Teamproblem #1: Kontroll-Ängste

Manche Mitarbeiter empfinden es als große Umstellung, plötzlich im Daily Standup berichten zu müssen, an was sie aktuell arbeiten, wo es hakt und wie weit sie bereits gekommen sind. Hier liegt es am Transition Manager, diese Bedenken behutsam abzubauen und die Vorteile der transparenteren Arbeitsweise für das gesamte Team erlebbar zu machen.

Teamproblem #2: Mangelnde Selbstorganisation

Für viele Teams ist es eine neue Erfahrung, dass die Teammitglieder viel Eigenverantwortung übernehmen müssen. Wer es bislang als angenehm empfunden hat, dass Aufgaben von oben vorgegeben und dann abgearbeitet wurden, muss sich umstellen. Wichtig ist, dass Führungskräfte diesen Prozess unterstützen und die Verantwortung tatsächlich ans Team delegieren. Bedeutet: Auch bei Eskalationen greifen sie nicht ein, sondern überlassen die Lösung dem Team – zu bequem wäre es sonst für Teammitglieder, die Verantwortung wieder an Führungskräfte zurückzugeben, sobald es schwierig wird.

★ ★ ★ ★ ★ ★ ★

*Aufgabenstellung*.
- a) Wem obliegt es laut dem Text über Teamprobleme, die Bedenken der Mitarbeiter gegen das Berichten im Daily Standup behutsam abzubauen?
- b) Entnehmen Sie dem Text über Teamprobleme wörtlich die Passage zwischen „Manche Mitarbeiter empfinden“ und „erlebbar zu machen.“, beide eingeschlossen.

*Datenauszug*.
★ ★ ★ ★ ★ ★ ★

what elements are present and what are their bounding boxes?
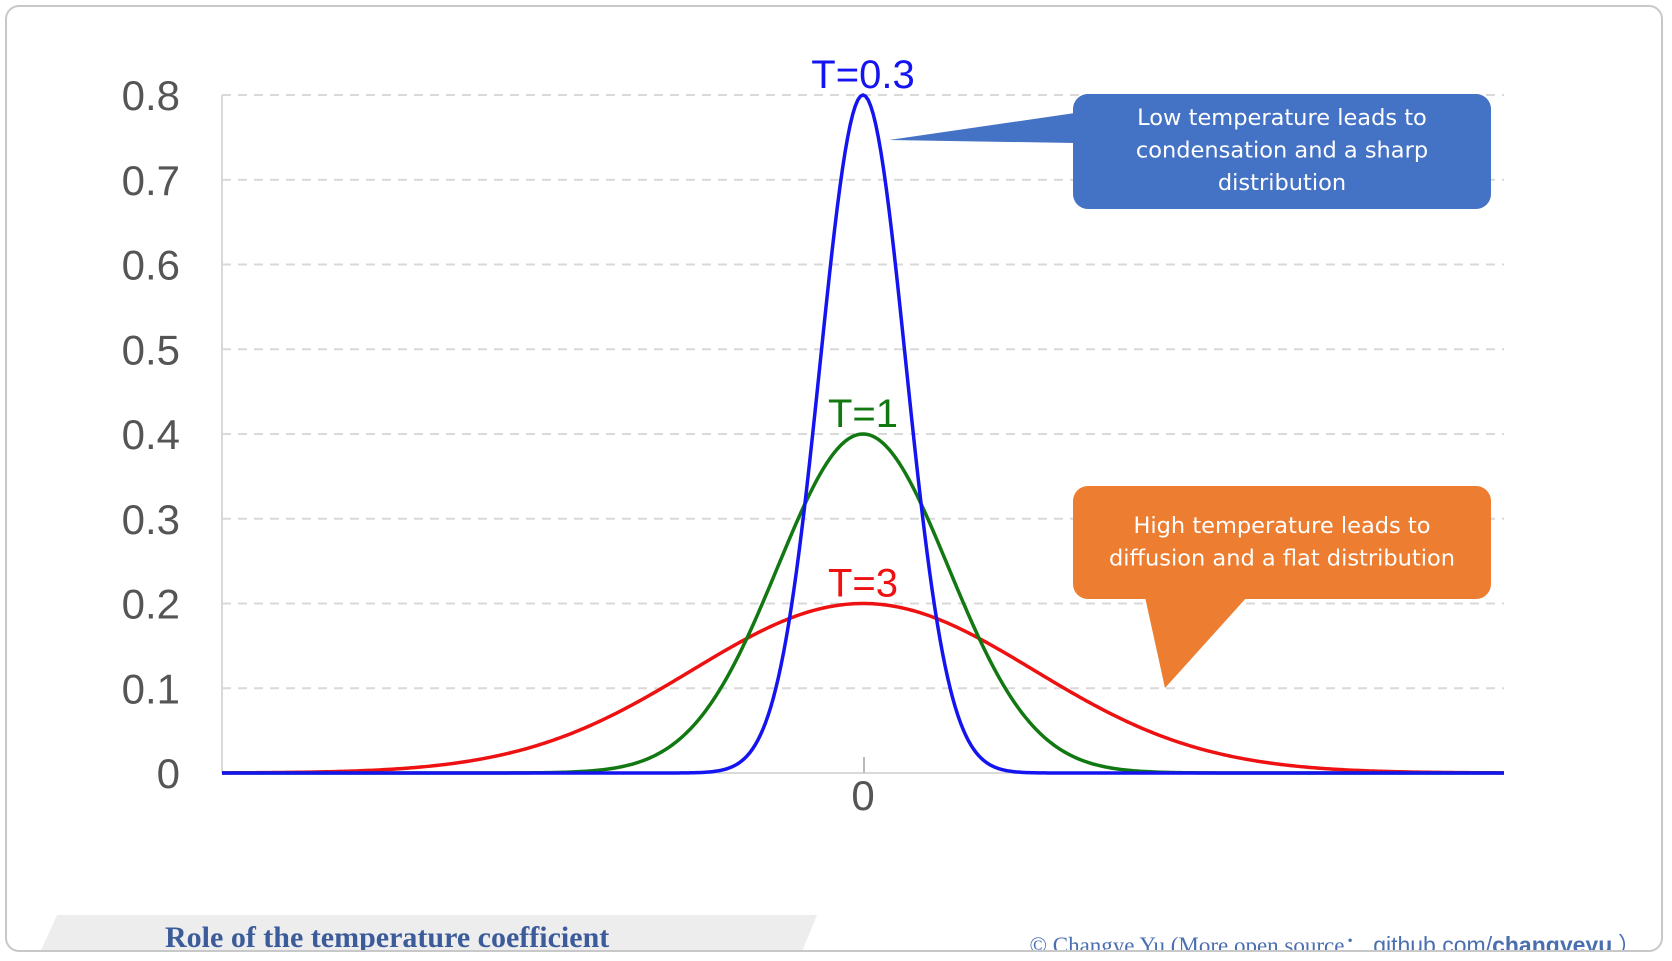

★ ★ ★ ★ ★ ★ ★

*Lösungen je Aufgabe*.
- a) Dem Transition Manager.

- b)
Manche Mitarbeiter empfinden es als große Umstellung, plötzlich im Daily Standup berichten zu müssen, an was sie aktuell arbeiten, wo es hakt und wie weit sie bereits gekommen sind. Hier liegt es am Transition Manager, diese Bedenken behutsam abzubauen und die Vorteile der transparenteren Arbeitsweise für das gesamte Team erlebbar zu machen.